══ DATA IN THIS EXERCISE ══

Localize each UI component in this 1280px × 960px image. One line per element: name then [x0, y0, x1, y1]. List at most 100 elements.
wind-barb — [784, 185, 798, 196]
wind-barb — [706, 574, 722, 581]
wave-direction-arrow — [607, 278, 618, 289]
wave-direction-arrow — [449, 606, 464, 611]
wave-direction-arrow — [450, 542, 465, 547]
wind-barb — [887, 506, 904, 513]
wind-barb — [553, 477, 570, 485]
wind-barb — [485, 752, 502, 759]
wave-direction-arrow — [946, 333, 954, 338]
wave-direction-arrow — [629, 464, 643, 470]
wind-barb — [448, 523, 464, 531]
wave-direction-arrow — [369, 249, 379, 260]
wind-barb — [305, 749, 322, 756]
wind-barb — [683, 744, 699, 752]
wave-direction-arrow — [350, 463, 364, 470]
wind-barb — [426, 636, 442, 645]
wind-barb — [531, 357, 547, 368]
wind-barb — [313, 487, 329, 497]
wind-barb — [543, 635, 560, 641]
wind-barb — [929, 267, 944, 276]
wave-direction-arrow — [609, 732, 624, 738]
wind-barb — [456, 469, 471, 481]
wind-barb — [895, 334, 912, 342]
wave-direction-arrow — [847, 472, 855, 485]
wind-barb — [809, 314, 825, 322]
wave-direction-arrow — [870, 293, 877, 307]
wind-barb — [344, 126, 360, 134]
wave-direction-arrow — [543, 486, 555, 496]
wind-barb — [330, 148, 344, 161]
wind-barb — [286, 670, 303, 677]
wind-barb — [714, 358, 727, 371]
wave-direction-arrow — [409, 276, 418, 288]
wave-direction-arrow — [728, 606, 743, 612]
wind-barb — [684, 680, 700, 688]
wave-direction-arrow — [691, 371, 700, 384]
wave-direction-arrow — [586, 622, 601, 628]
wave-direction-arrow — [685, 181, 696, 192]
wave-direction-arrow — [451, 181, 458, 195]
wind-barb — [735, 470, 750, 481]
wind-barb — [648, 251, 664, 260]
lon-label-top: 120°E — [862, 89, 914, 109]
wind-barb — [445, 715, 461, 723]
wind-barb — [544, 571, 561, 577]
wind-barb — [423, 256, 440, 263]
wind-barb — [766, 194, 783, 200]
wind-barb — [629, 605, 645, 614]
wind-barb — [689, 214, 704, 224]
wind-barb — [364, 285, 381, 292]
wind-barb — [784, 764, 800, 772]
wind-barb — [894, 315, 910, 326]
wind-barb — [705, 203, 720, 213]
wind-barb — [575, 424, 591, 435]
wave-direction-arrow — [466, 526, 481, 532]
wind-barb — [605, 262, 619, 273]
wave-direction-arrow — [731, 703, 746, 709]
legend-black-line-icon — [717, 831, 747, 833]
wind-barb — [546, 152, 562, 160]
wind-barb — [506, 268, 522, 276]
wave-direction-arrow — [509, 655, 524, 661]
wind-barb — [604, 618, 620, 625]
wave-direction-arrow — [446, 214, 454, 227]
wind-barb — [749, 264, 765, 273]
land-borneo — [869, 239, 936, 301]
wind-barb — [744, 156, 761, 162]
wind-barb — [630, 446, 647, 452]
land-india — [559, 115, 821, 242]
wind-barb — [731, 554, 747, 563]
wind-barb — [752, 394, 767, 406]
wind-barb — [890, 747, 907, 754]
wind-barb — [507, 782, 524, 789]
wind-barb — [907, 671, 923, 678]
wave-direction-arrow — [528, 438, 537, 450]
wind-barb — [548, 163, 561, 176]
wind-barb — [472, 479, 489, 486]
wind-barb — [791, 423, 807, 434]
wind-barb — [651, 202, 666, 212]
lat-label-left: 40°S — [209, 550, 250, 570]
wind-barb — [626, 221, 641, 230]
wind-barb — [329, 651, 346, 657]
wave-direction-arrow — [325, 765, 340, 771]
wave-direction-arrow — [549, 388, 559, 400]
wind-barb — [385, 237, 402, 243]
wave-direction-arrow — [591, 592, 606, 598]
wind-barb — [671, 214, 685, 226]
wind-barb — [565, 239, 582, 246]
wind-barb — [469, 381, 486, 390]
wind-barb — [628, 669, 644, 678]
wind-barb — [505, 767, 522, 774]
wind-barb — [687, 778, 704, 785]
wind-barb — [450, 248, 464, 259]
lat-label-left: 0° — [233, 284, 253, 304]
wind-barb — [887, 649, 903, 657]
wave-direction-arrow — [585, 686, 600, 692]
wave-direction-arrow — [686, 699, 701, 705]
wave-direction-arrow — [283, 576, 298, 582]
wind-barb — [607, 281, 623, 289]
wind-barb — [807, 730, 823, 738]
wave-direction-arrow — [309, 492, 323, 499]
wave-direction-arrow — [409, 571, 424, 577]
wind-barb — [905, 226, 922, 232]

═══

▶ _STATED EXERCISE_: Please copy everything from the start of the material down to the line containing "wind-barb — [553, 477, 570, 485]", swapping "wave-direction-arrow" for "swell-arrow" wherever it occurs and leaving the rest unchanged.

▶ _WRITTEN REPLY_:
Localize each UI component in this 1280px × 960px image. One line per element: name then [x0, y0, x1, y1]. List at most 100 elements.
wind-barb — [784, 185, 798, 196]
wind-barb — [706, 574, 722, 581]
swell-arrow — [607, 278, 618, 289]
swell-arrow — [449, 606, 464, 611]
swell-arrow — [450, 542, 465, 547]
wind-barb — [887, 506, 904, 513]
wind-barb — [553, 477, 570, 485]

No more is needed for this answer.